*CHALLENGES*:
**a.** Answer these from the forum thread about Canon and the Rio Olympics, one per line:
(i) What did Canon's press release before the last Superbowl call the game instead of naming it?
(ii) Which two camera makers are said to be missing from the official sponsors for the Rio Olympics?
(iii) Which site does rrcphoto say has more pics and a video?
**b.** Continue the forum thread about Canon and the Rio Olympics from the point where it stops.

I read this earlier, what struck me is that the actual word Olympics isn't used once. Obviously a sponsorship issue.

Looking at the official sponsors for the Rio Olympics neither Canon nor Nikon are listed. There used to be such huge competition between the two to sponsor the games with limited edition cameras etc being released, it is such a dramatic turnaround.


----------



## IglooEater (Aug 3, 2016)

That looks almost as good as Atahualpa's Ransom Room.... Not sure which one I'd choose. ;P


----------



## neuroanatomist (Aug 3, 2016)

privatebydesign said:


> I read this earlier, what struck me is that the actual word Olympics isn't used once.



Same with Canon's press release before the last Superbowl, which they didn't mention by name (it was "the Big Game" instead). 

Anyone catch Colbert's lashback on the IOC and Team USA's proscription of the media using their logos? His response: Tea from Musa.


----------



## RBC5 (Aug 3, 2016)

Hey, that's a photo of my spare room!

No wait... I dreamed that.


----------



## rrcphoto (Aug 3, 2016)

petapixel has more pics and a video .. 

http://petapixel.com/2016/08/03/canons-crazy-dslr-stockpile-rio-olympics/


----------



## chauncey (Aug 3, 2016)

Call me a coward but, even if I were younger and a Pro...there is nothing that would lure me to Rio.


----------



## mnclayshooter (Aug 3, 2016)

neuroanatomist said:


> privatebydesign said:
> 
> 
> > I read this earlier, what struck me is that the actual word Olympics isn't used once.
> ...

*PROVIDED DATA*:
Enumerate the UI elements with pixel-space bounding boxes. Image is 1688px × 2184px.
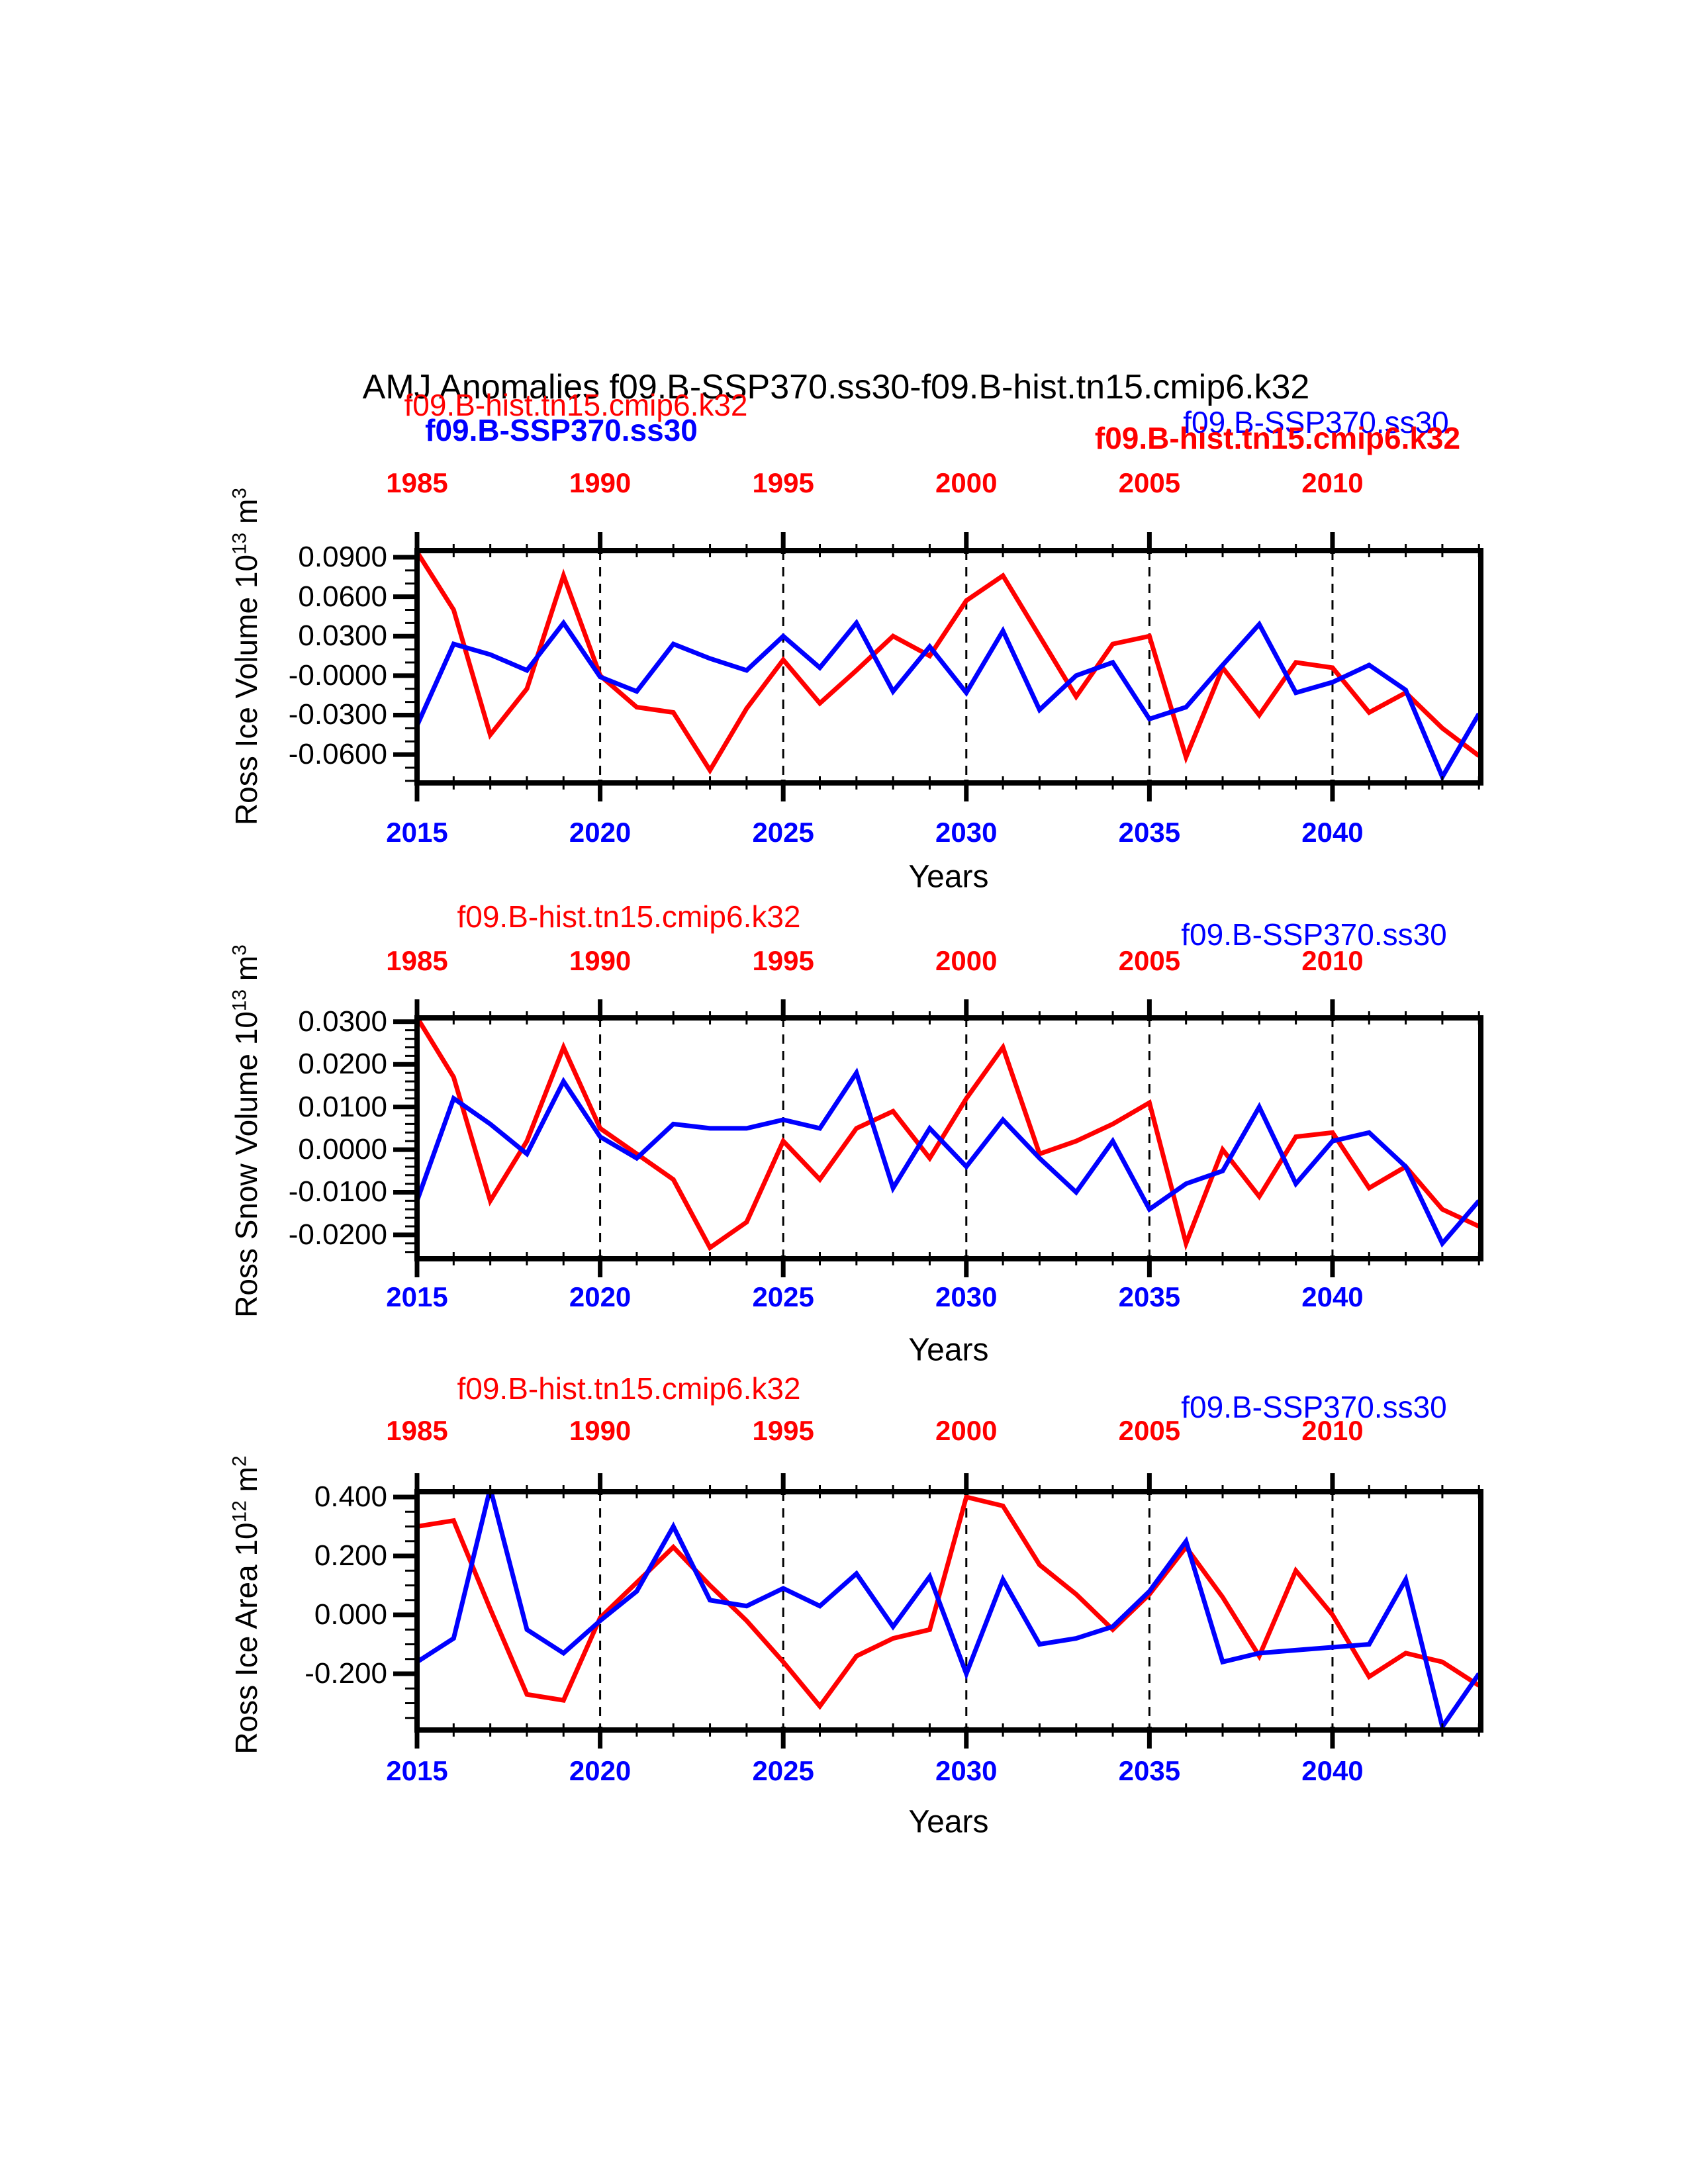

...

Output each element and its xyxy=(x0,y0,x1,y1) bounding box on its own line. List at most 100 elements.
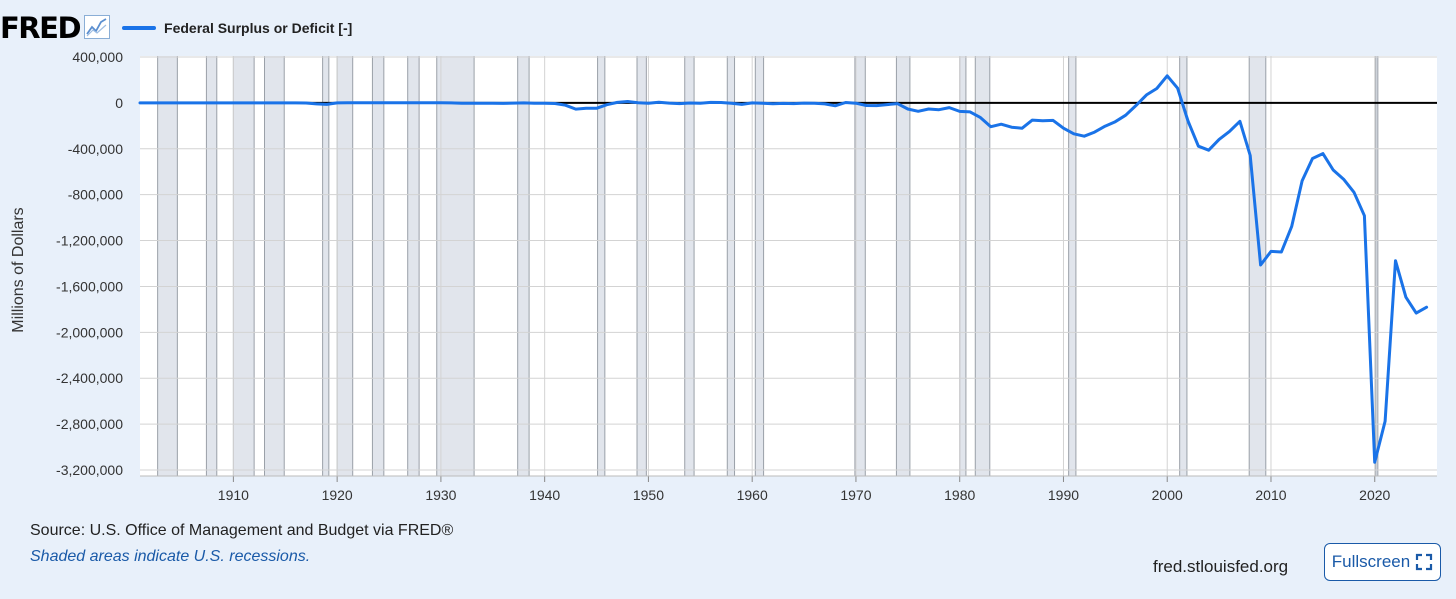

*SOLVED TASKS*:
**a.**
(i) "the Big Game"
(ii) Canon and Nikon
(iii) petapixel

**b.**
On a related note: One of the organizations I belong to and compete in has a national team for world competitions... "Team USA" is what it has been called since inception 20+ years ago. This past year (or maybe 2 years ago) the Olympic committee has threatened suit if it didn't change names. It's now the "USA team" which, sounds and looks equally as dumb as Tea Musa. The irony, at least to me, is that while the activity exists in the Olympics, the type of competition is vastly different for the Olympics vs the separate organization... I'm loosely involved in both, so it's an interesting debate amongst friends. I'm not sure it "spoiled" the brand to have two "team USA's" to be honest as I'm guessing John Q. Public won't understand or identify the difference in names, and if anything, makes the IOC/US team look a little territorial. 

On a third note: did any of you know that the US Olympic team is one of the only teams that isn't funded by government dollars?


----------



## mnclayshooter (Aug 3, 2016)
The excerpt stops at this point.